YOUR GOAL: The records below must be copied in full; omit the images.

+++ MATERIAL PROVIDED +++

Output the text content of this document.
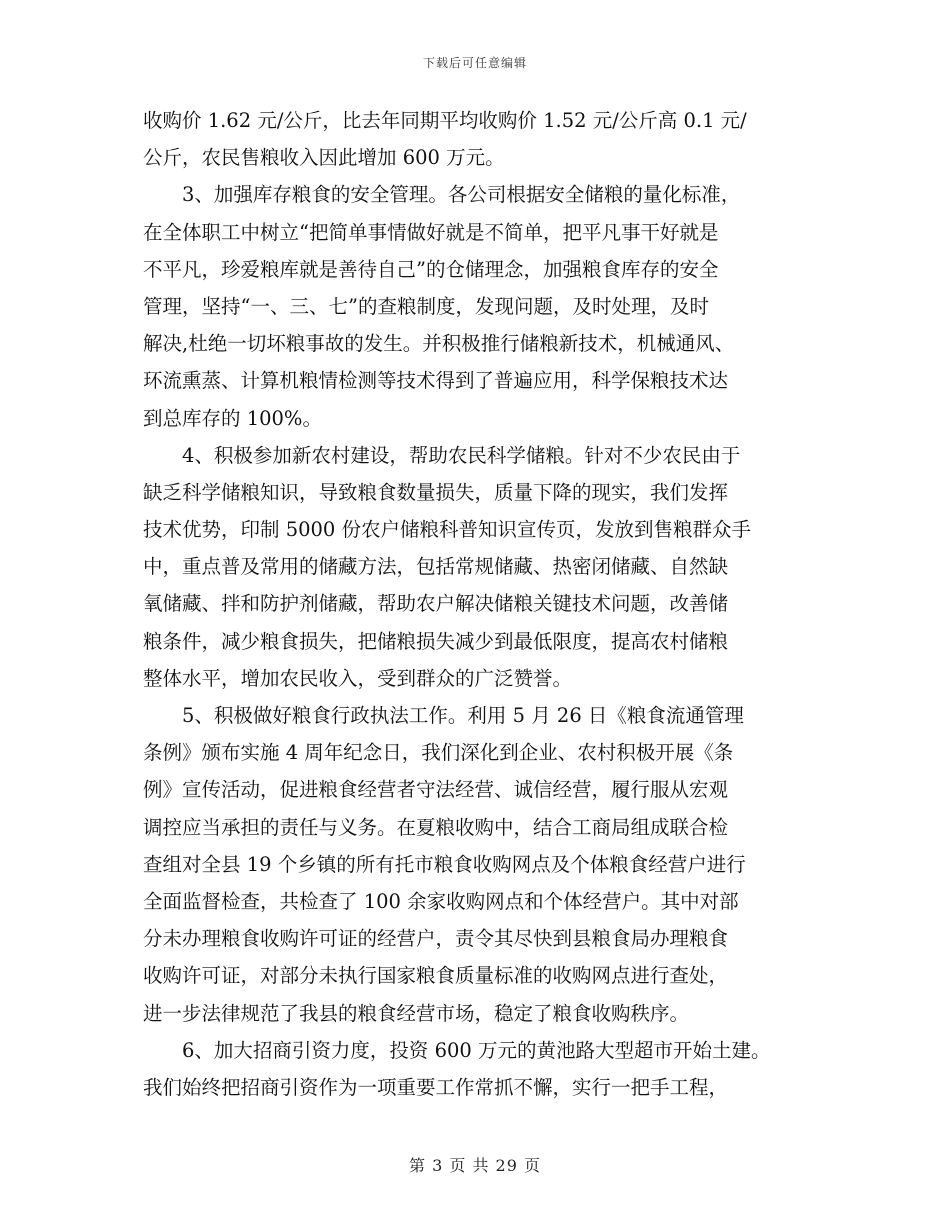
下载后可任意编辑
收购价 1.62 元/公斤，比去年同期平均收购价 1.52 元/公斤高 0.1 元/
公斤，农民售粮收入因此增加 600 万元。
3、加强库存粮食的安全管理。各公司根据安全储粮的量化标准，
在全体职工中树立“把简单事情做好就是不简单，把平凡事干好就是
不平凡，珍爱粮库就是善待自己”的仓储理念，加强粮食库存的安全
管理，坚持“一、三、七”的查粮制度，发现问题，及时处理，及时
解决,杜绝一切坏粮事故的发生。并积极推行储粮新技术，机械通风、
环流熏蒸、计算机粮情检测等技术得到了普遍应用，科学保粮技术达
到总库存的 100%。
4、积极参加新农村建设，帮助农民科学储粮。针对不少农民由于
缺乏科学储粮知识，导致粮食数量损失，质量下降的现实，我们发挥
技术优势，印制 5000 份农户储粮科普知识宣传页，发放到售粮群众手
中，重点普及常用的储藏方法，包括常规储藏、热密闭储藏、自然缺
氧储藏、拌和防护剂储藏，帮助农户解决储粮关键技术问题，改善储
粮条件，减少粮食损失，把储粮损失减少到最低限度，提高农村储粮
整体水平，增加农民收入，受到群众的广泛赞誉。
5、积极做好粮食行政执法工作。利用 5 月 26 日《粮食流通管理
条例》颁布实施 4 周年纪念日，我们深化到企业、农村积极开展《条
例》宣传活动，促进粮食经营者守法经营、诚信经营，履行服从宏观
调控应当承担的责任与义务。在夏粮收购中，结合工商局组成联合检
查组对全县 19 个乡镇的所有托市粮食收购网点及个体粮食经营户进行
全面监督检查，共检查了 100 余家收购网点和个体经营户。其中对部
分未办理粮食收购许可证的经营户，责令其尽快到县粮食局办理粮食
收购许可证，对部分未执行国家粮食质量标准的收购网点进行查处，
进一步法律规范了我县的粮食经营市场，稳定了粮食收购秩序。
6、加大招商引资力度，投资 600 万元的黄池路大型超市开始土建。
我们始终把招商引资作为一项重要工作常抓不懈，实行一把手工程，
第 3 页 共 29 页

+++

TASK RESPONSE:
Output the text content of this document.
下载后可任意编辑
收购价 1.62 元/公斤，比去年同期平均收购价 1.52 元/公斤高 0.1 元/
公斤，农民售粮收入因此增加 600 万元。
3、加强库存粮食的安全管理。各公司根据安全储粮的量化标准，
在全体职工中树立“把简单事情做好就是不简单，把平凡事干好就是
不平凡，珍爱粮库就是善待自己”的仓储理念，加强粮食库存的安全
管理，坚持“一、三、七”的查粮制度，发现问题，及时处理，及时
解决,杜绝一切坏粮事故的发生。并积极推行储粮新技术，机械通风、
环流熏蒸、计算机粮情检测等技术得到了普遍应用，科学保粮技术达
到总库存的 100%。
4、积极参加新农村建设，帮助农民科学储粮。针对不少农民由于
缺乏科学储粮知识，导致粮食数量损失，质量下降的现实，我们发挥
技术优势，印制 5000 份农户储粮科普知识宣传页，发放到售粮群众手
中，重点普及常用的储藏方法，包括常规储藏、热密闭储藏、自然缺
氧储藏、拌和防护剂储藏，帮助农户解决储粮关键技术问题，改善储
粮条件，减少粮食损失，把储粮损失减少到最低限度，提高农村储粮
整体水平，增加农民收入，受到群众的广泛赞誉。
5、积极做好粮食行政执法工作。利用 5 月 26 日《粮食流通管理
条例》颁布实施 4 周年纪念日，我们深化到企业、农村积极开展《条
例》宣传活动，促进粮食经营者守法经营、诚信经营，履行服从宏观
调控应当承担的责任与义务。在夏粮收购中，结合工商局组成联合检
查组对全县 19 个乡镇的所有托市粮食收购网点及个体粮食经营户进行
全面监督检查，共检查了 100 余家收购网点和个体经营户。其中对部
分未办理粮食收购许可证的经营户，责令其尽快到县粮食局办理粮食
收购许可证，对部分未执行国家粮食质量标准的收购网点进行查处，
进一步法律规范了我县的粮食经营市场，稳定了粮食收购秩序。
6、加大招商引资力度，投资 600 万元的黄池路大型超市开始土建。
我们始终把招商引资作为一项重要工作常抓不懈，实行一把手工程，
第 3 页 共 29 页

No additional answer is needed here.